What you need to do
Using the entries below, quote exactly the span of lines that begins with the line containing "OCR this image." and ends with the final line.
== Extracted entries ==
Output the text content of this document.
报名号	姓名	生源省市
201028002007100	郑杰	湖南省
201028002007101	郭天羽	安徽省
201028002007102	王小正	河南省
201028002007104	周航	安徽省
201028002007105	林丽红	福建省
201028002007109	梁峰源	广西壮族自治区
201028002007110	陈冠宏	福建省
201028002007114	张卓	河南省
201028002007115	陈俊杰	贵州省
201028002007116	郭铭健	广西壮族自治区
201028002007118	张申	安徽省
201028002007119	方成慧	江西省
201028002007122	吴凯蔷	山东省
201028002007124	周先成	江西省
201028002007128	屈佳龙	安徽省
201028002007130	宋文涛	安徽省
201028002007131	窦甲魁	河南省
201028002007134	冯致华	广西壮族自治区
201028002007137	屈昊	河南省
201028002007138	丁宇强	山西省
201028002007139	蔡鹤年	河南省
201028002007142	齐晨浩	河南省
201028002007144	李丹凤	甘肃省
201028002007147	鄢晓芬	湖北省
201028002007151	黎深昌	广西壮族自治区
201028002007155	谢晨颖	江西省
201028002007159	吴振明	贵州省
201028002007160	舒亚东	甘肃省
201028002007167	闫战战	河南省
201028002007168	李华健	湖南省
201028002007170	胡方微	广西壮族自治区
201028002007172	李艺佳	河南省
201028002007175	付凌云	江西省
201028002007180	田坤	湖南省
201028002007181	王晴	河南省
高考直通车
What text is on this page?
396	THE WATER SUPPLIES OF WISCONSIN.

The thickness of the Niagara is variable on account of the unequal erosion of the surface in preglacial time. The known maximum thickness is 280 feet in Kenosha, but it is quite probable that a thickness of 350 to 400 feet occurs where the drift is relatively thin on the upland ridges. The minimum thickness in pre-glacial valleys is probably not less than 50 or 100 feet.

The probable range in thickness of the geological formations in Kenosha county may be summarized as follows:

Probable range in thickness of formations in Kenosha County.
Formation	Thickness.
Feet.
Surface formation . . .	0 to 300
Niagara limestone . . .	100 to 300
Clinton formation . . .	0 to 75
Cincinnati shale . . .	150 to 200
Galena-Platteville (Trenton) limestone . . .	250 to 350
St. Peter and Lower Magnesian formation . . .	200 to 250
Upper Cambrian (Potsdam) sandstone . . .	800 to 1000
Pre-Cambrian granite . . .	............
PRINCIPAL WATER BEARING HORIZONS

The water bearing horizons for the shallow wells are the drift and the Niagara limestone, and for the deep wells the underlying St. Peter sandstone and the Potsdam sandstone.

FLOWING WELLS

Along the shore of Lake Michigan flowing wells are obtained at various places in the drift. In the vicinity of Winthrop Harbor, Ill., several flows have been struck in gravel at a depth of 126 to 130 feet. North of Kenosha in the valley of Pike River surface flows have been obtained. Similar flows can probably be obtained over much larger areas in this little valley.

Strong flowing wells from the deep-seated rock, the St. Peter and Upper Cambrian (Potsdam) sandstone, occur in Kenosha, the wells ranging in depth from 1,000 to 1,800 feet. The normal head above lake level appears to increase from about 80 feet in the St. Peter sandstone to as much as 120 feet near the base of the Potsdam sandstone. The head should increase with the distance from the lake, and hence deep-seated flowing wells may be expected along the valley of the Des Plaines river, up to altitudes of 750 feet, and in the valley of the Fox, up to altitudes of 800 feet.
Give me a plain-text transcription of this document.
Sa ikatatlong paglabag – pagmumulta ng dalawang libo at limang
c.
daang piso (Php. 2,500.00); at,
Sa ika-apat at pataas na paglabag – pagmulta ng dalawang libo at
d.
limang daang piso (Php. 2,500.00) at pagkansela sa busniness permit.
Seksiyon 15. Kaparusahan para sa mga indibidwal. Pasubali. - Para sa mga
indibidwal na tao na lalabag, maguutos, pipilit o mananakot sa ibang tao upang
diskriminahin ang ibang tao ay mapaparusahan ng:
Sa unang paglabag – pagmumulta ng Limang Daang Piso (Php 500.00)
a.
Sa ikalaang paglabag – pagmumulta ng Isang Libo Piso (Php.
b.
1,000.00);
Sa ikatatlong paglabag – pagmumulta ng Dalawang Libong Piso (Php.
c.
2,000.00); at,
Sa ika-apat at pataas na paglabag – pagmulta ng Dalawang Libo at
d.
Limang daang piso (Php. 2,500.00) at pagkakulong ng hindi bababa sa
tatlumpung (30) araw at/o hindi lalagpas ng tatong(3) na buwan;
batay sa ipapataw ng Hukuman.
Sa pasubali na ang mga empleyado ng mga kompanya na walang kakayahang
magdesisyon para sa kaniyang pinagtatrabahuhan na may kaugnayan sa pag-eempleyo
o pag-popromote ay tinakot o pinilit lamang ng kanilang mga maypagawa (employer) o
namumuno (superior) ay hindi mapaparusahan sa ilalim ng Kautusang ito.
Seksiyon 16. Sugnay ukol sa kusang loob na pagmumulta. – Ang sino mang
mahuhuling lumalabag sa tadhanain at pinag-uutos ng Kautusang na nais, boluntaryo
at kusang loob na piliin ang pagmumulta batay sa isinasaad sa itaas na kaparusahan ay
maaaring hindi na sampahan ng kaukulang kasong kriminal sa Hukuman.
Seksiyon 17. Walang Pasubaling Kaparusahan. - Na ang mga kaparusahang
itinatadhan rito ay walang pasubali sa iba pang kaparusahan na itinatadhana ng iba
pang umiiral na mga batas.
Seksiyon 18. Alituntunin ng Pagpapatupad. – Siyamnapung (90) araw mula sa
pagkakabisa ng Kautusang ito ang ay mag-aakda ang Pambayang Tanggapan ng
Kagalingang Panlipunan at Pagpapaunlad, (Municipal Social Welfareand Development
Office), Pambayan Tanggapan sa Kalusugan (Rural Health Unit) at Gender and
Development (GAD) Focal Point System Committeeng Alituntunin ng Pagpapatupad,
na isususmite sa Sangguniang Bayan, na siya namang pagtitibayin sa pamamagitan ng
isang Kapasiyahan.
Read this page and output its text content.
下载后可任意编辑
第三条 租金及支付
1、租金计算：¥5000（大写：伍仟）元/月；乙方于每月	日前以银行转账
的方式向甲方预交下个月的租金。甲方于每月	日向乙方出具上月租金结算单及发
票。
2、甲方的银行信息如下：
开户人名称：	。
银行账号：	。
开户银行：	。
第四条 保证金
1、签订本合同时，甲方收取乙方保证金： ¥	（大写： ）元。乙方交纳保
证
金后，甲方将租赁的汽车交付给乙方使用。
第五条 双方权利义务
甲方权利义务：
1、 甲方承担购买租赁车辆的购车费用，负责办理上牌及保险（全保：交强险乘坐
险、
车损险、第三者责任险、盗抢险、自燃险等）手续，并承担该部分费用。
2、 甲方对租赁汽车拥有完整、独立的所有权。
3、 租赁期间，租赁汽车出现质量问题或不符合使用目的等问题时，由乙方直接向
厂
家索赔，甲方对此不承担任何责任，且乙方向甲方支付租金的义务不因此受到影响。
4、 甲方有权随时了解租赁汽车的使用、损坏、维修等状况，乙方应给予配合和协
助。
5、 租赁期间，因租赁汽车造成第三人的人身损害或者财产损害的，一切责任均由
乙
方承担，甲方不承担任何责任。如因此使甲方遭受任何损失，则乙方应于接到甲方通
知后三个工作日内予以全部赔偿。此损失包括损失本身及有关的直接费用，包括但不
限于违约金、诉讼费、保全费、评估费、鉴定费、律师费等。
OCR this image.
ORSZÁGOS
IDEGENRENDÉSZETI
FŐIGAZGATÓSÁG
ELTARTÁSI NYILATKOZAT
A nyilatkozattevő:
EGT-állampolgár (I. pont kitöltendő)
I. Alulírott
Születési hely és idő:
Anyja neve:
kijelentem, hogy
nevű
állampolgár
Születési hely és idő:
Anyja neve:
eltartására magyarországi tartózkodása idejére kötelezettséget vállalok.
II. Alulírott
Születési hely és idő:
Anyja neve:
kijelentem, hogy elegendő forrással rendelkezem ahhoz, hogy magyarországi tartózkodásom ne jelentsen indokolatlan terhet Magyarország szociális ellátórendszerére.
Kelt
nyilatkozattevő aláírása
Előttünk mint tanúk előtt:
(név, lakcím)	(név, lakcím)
===
Output
OCR this image.
ORSZÁGOS
IDEGENRENDÉSZETI
FŐIGAZGATÓSÁG
ELTARTÁSI NYILATKOZAT
A nyilatkozattevő:
EGT-állampolgár (I. pont kitöltendő)
I. Alulírott
Születési hely és idő:
Anyja neve:
kijelentem, hogy
nevű
állampolgár
Születési hely és idő:
Anyja neve:
eltartására magyarországi tartózkodása idejére kötelezettséget vállalok.
II. Alulírott
Születési hely és idő:
Anyja neve:
kijelentem, hogy elegendő forrással rendelkezem ahhoz, hogy magyarországi tartózkodásom ne jelentsen indokolatlan terhet Magyarország szociális ellátórendszerére.
Kelt
nyilatkozattevő aláírása
Előttünk mint tanúk előtt:
(név, lakcím)	(név, lakcím)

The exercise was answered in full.